■ Directive
Set down, unchanged, the lines of the material below, beginning with the line that contains "achievement-text: Klondike'nin telefonu" and stopping after the line that contains "achievement-title: Klondike'nin telefonu".

■ Data supplied
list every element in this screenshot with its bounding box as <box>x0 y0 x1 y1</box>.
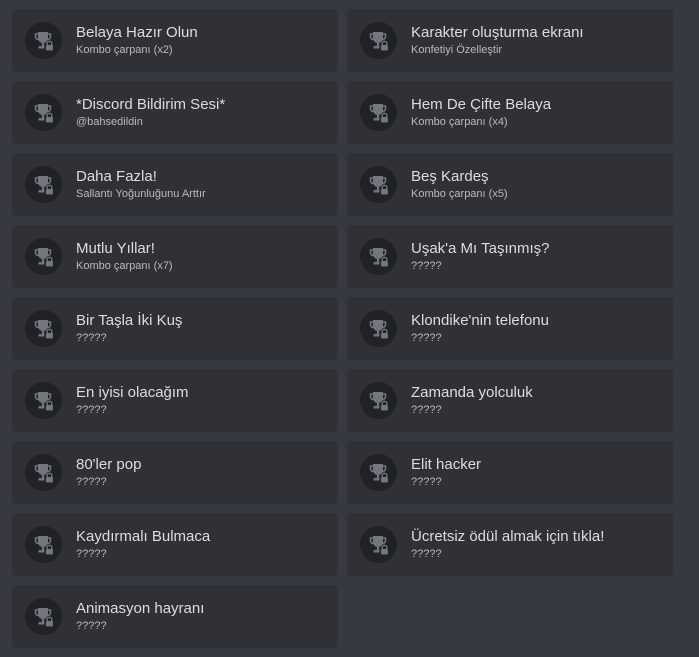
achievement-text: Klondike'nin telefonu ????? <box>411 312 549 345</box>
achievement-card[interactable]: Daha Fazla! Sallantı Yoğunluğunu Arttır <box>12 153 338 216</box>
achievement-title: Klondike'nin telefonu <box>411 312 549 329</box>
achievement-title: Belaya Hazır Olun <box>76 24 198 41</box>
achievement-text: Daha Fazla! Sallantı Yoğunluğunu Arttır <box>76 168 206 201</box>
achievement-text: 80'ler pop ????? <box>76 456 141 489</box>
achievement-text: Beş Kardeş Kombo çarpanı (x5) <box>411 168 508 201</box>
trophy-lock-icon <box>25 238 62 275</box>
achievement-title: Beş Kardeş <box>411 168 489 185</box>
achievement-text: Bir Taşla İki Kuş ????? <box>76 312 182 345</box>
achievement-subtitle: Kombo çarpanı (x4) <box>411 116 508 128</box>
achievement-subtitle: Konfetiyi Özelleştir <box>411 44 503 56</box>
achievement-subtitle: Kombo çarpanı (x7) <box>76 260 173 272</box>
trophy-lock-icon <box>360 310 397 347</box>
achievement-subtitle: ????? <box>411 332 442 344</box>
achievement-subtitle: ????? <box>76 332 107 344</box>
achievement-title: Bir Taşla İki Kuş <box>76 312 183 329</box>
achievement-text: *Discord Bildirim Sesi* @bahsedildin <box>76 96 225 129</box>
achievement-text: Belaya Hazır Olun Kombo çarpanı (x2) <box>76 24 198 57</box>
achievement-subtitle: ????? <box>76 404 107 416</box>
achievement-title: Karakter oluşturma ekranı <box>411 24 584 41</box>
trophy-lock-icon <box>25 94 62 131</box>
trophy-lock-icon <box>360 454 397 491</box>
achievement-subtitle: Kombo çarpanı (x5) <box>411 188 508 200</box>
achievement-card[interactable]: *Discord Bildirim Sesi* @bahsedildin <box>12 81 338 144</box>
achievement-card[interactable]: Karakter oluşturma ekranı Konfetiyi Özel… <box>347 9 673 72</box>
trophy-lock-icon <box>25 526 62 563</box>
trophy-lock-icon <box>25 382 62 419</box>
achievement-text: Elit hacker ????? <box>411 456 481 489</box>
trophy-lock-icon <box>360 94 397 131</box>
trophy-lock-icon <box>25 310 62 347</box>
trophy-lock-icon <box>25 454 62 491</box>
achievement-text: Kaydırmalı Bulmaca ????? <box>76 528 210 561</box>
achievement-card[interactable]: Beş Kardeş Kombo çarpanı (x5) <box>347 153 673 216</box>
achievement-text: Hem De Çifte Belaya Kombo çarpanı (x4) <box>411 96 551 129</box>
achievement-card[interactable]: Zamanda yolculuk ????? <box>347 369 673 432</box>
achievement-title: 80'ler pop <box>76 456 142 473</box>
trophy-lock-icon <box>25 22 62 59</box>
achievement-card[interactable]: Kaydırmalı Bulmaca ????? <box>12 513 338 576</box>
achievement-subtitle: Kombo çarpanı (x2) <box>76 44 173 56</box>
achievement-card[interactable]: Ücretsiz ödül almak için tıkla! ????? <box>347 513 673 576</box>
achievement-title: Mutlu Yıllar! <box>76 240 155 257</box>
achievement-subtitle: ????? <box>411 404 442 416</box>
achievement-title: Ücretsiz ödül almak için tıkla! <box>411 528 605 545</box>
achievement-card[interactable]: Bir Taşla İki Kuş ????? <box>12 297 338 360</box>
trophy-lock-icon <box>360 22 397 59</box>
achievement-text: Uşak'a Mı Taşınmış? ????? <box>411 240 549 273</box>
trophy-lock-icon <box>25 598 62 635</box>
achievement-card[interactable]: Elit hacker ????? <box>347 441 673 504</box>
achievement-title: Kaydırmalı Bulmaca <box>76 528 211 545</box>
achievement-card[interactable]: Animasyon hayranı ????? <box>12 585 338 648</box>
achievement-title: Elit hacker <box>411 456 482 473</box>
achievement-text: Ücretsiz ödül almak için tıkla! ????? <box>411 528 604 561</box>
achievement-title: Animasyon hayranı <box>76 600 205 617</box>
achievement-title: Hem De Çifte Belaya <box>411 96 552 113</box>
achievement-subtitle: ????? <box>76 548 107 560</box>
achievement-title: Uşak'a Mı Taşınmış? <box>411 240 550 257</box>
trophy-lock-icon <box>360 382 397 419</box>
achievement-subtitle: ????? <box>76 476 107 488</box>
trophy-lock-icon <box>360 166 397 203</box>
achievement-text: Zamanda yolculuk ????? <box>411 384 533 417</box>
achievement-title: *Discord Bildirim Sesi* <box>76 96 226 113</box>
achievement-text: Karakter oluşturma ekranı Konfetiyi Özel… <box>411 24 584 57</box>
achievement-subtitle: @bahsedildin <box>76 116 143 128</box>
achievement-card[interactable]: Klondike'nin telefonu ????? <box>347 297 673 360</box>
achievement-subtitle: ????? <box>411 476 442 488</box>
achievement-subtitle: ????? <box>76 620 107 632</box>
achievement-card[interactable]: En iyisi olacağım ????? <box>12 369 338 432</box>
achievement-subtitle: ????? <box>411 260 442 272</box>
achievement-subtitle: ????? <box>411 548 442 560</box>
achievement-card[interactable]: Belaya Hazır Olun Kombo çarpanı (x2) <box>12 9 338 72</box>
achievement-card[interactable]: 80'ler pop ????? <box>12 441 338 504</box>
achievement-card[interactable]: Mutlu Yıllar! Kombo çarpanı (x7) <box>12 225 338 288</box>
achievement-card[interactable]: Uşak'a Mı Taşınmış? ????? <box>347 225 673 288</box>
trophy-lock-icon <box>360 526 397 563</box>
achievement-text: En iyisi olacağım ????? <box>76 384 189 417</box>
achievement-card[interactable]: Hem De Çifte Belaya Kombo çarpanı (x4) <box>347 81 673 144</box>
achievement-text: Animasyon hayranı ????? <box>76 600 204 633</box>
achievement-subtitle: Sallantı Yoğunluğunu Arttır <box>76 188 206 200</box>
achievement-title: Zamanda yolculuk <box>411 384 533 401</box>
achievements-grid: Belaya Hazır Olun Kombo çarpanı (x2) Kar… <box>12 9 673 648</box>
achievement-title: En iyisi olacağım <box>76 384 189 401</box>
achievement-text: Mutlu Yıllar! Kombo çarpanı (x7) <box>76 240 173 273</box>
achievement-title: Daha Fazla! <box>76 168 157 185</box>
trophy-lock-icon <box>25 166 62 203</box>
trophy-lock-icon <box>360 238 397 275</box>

■ Answer to the task
achievement-text: Klondike'nin telefonu ????? <box>411 312 549 345</box>
achievement-card[interactable]: Daha Fazla! Sallantı Yoğunluğunu Arttır <box>12 153 338 216</box>
achievement-title: Klondike'nin telefonu <box>411 312 549 329</box>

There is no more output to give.